[STATED GOAL] Continue the forum discussion about base building in real-time strategy games, starting after the last sentence shown and keeping it separate from the material that follows.

[EXCERPTED TEXT]
— BEGIN —

Basically everyone's identified a problem correctly -- base building can feel overwhelming, especially when you're new or under pressure -- but the solution of just getting rid of it or simplifying it to something more basic is bad. It's the interface to base building that's the problem, not base building itself.

Edit:

If I wanted to aim for a more popular RTS:

* Keep base building depth, high skill ceiling/APM, custom map scene.
* Natively team-oriented for its multiplayer. And not just a bunch of 1v1's slammed together into one map, players should feel naturally complementary to each other. Games like Overwatch and Deep Rock Galactic as the model. Or maybe something like archon mode.
* Endless PvE/coop GaaS mode, like SC2 coop but expanded a lot more (customizable armies, more variety in missions/maps, procedural campaigns, loot/equipment, raids, flexible team size, competitive coop). This mode was very successful considering that Blizzard put only limited effort into it before launch.
* Let players attack-move their macro: the base handles itself to a limited extent, but inefficiently, and you can intervene to do it better, just like army control.

Cicero fucked around with this message at 19:23 on Nov 1, 2022

Cicero
Dec 17, 2003

Jumpjet, melta, jumpjet. Repeat for ten minutes or until victory is assured.

Corbeau posted:

The most popular RTS designs became MOBAs, which built a gigantic audience specifically by removing the multitasking and basebuilding. So you might be right now, but only because the genre is a pale shadow of itself after most people stuck with the now-separate MOBA format.
Sure, MOBA's spawned from the custom game scene of RTSes, but they're not RTSes. It's like looking at FPSes as an example of not having base building.

Within games that are recognizably RTSes, the most popular ones are mechanically demanding and have heavy base building. RTSes that reduced demands by simplifying mechanics or lowering the skill ceiling have been less popular, rather than more, so the evidence is that that's a dead end.

Cicero
Dec 17, 2003

Jumpjet, melta, jumpjet. Repeat for ten minutes or until victory is assured.
The thing about APM seeming "needed" is mostly just an artifact of having a big competitive scene anyway. SC1 wasn't particularly known as a really hard RTS in its early days; that reputation only came after it exploded in Korea with the eSports scene. Ditto for what's happened with AoE2. As long as you have decent automatch, and other non-competitive modes, it's a non-issue.

ninjewtsu posted:

If I wanted to make a popular rts I'd design it around the idea that most casual players are going to slowly turtle in their start location and find a way to make that fun instead of trying to force them out of that behavior

They are billions was an ok game that had a (somewhat brief) explosion in popularity, and also has as its main selling point "set up a big fortress and watch tons of zombies crash against it"

— END —

[DATA SEGMENT]
— BEGIN —

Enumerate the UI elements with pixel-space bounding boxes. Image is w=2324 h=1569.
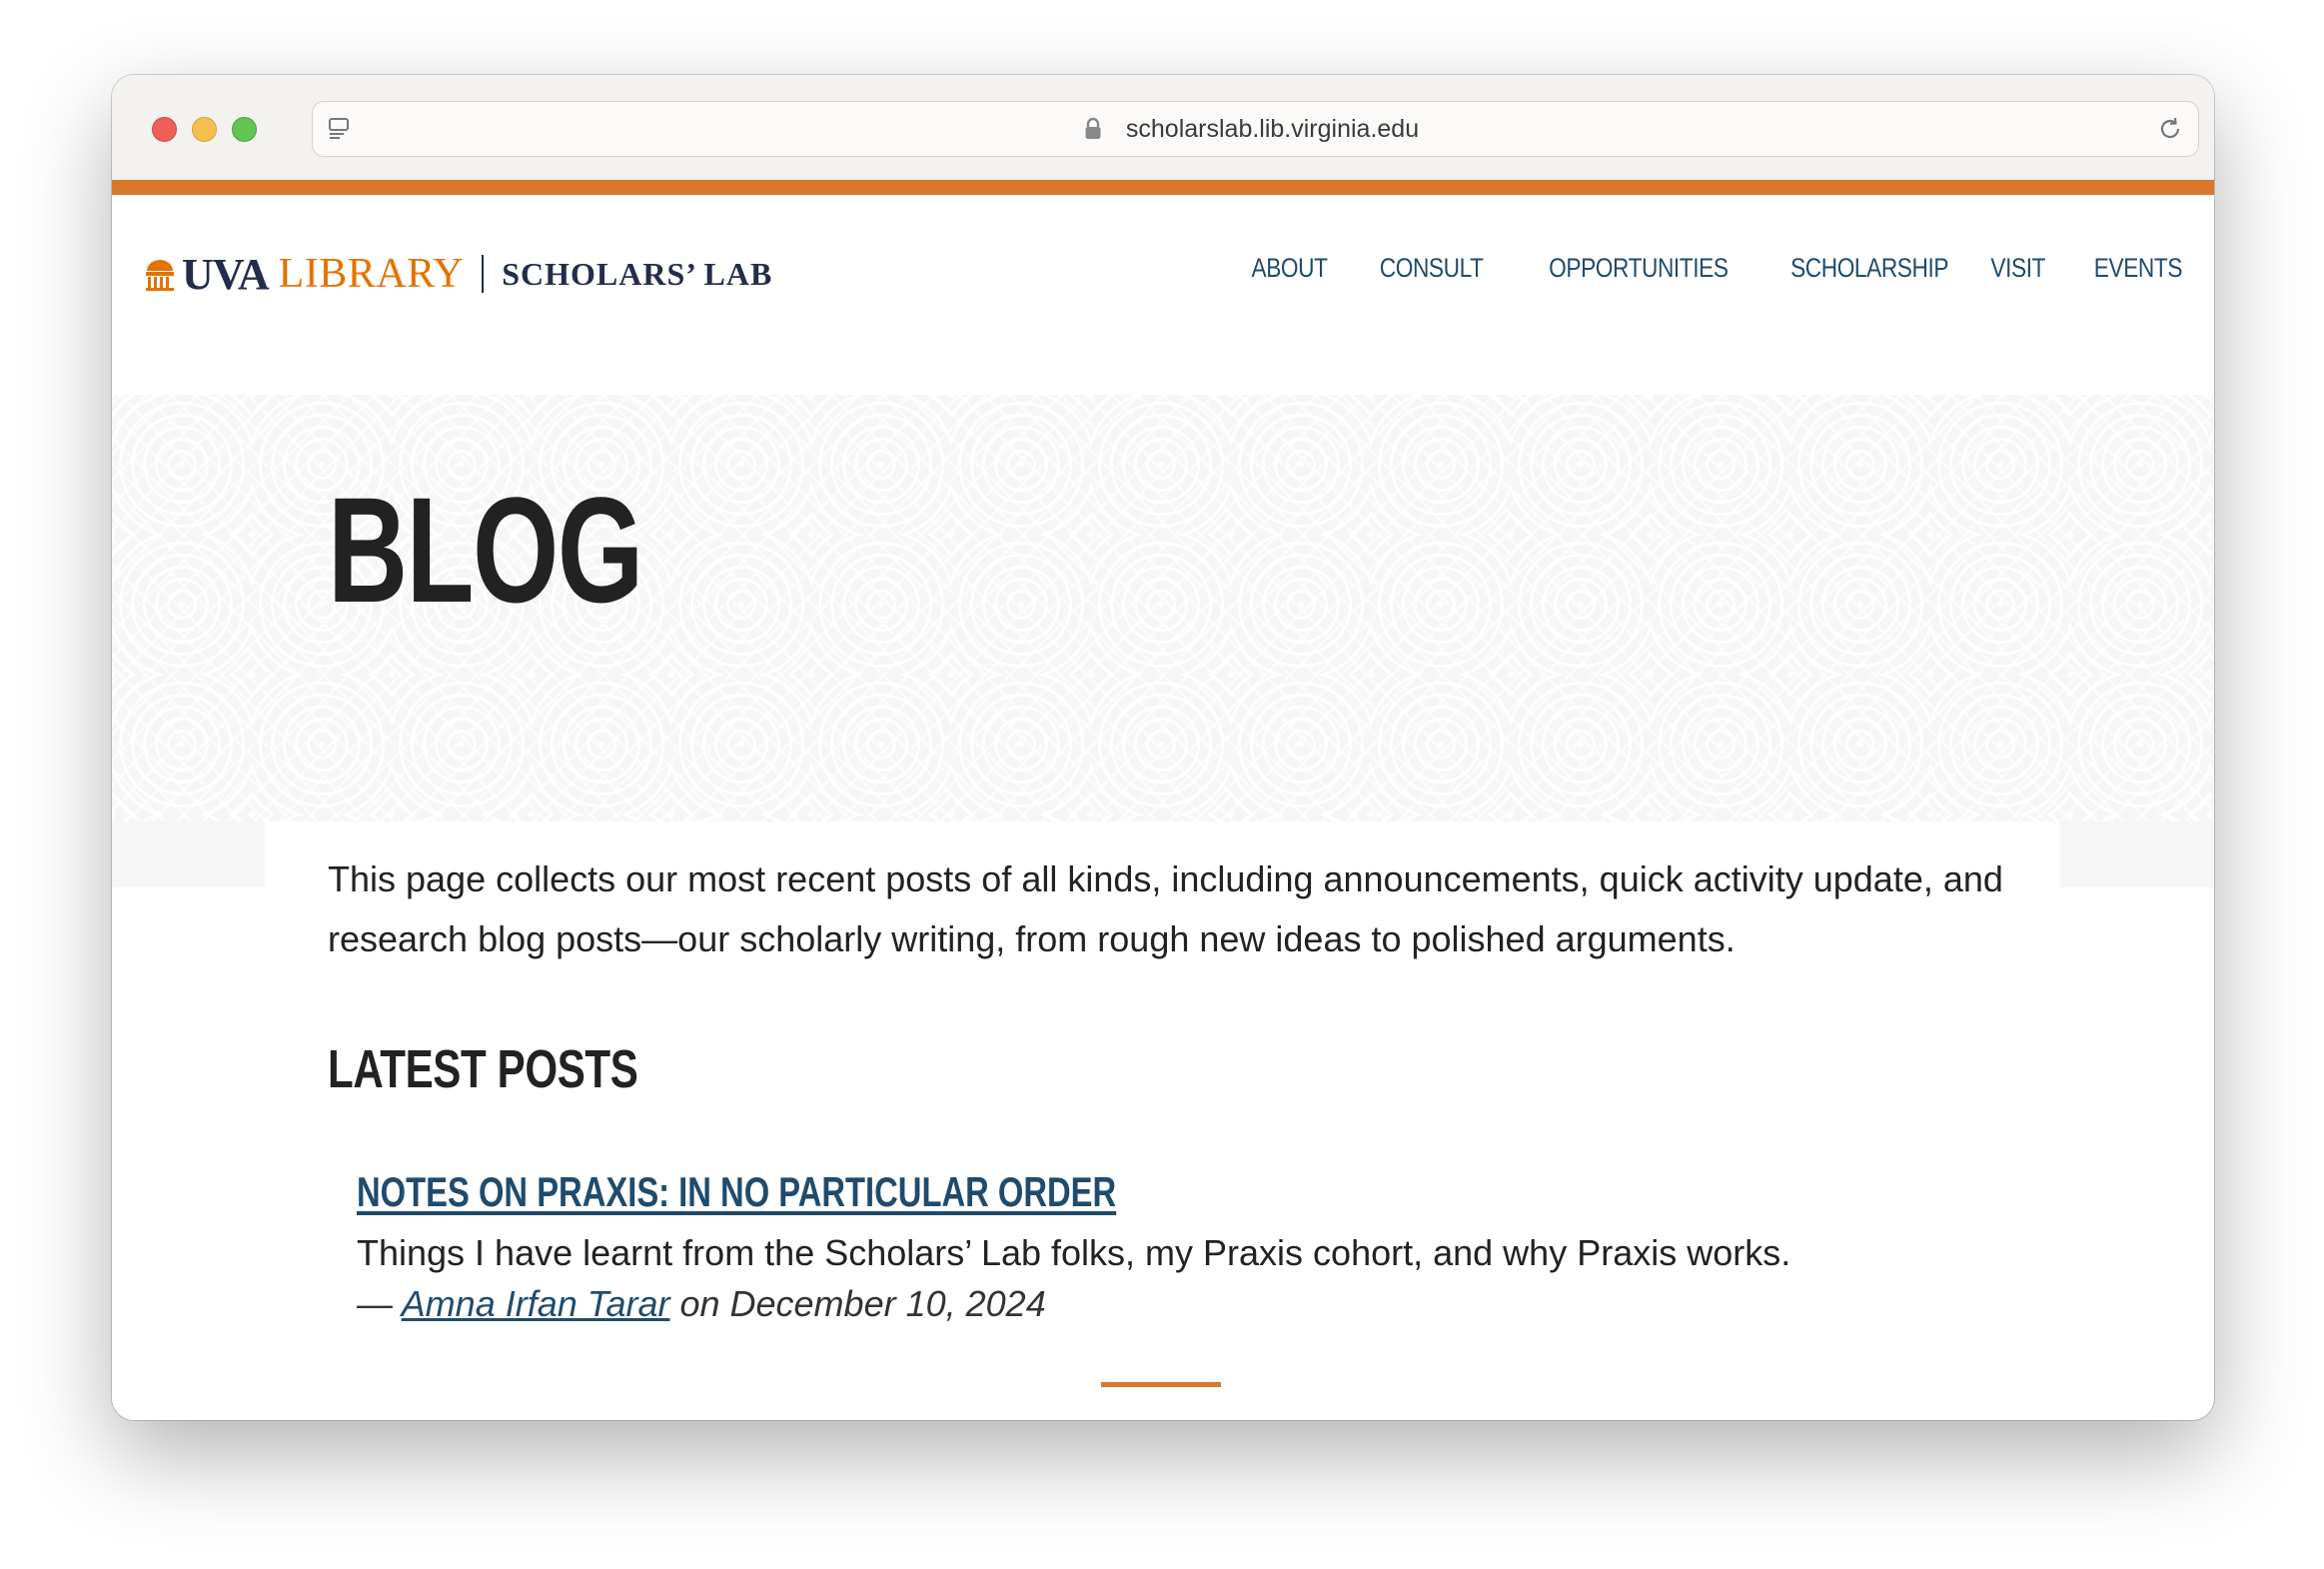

— END —

[EXPECTED ANSWER]
That's the kind of thing the people not buying strategy games want from a strategy game
Agreed, I think this model as a PvE/coop thing would work great. Which is why it's frustrating that game didn't have multiplayer, and so far neither does Age of Darkness.

Cicero
Dec 17, 2003

Jumpjet, melta, jumpjet. Repeat for ten minutes or until victory is assured.
That's basically the opposite of reality. The fact that you have to manage so little is, to many people, an advantage, especially since it comes in the form of "only control one dude", which is immediately intuitive in a way that managing a whole rear end base with a bunch of resources is not. Even competitive MOBA players don't need APM/multitasking nearly to the same extent RTS players do.

Like, if they drained off most of the "APM crowd", the remaining most popular RTSes would obviously be the ones where high APM/multitasking is useless, but that's not the case.

The clever thing MOBA's did well is that they transferred a lot of depth away from multitasking/individual complexity to team coordination and raw knowledge (the sheer number of heroes/abilities/items is insane, especially since often the key thing is how they interrelate). It's not impossible to make a game that's immediately more approachable that has you controlling a whole base and army, but it's certainly a lot harder.

Cicero fucked around with this message at 20:28 on Nov 1, 2022

Cicero
Dec 17, 2003

Jumpjet, melta, jumpjet. Repeat for ten minutes or until victory is assured.
Oh, another thing that (some) RTSes could probably learn from MOBA's: the onramp within an individual game. The sheer number of heroes to know about is problematic for newbies in a MOBA, but the way the creeps and towers work means that you get to see new-to-you heroes in action first for several minutes in a relatively calm environment, before you get to the stage with teamfights in which players set off two dozen abilities at once and if you're standing in the wrong place at the start you get instakilled.

Meanwhile on the SC2 ladder you better already know the signs of at least a half dozen cheeses per race and the details of how to counter them immediately, otherwise you're gonna just die a lot really fast to stuff that you don't understand at all. Wait, they can build barracks right outside my own base? Since when??

Like even when you're moderately decent at the game, it's easy to lose to a cannon rush because you were one second too late responding to an early probe in your base and welp there goes the three pylon wall, you're dead now I guess. That's definitely an aspect of Starcraft that I dislike, when there's too many "gotchas".

Cicero
Dec 17, 2003

Jumpjet, melta, jumpjet. Repeat for ten minutes or until victory is assured.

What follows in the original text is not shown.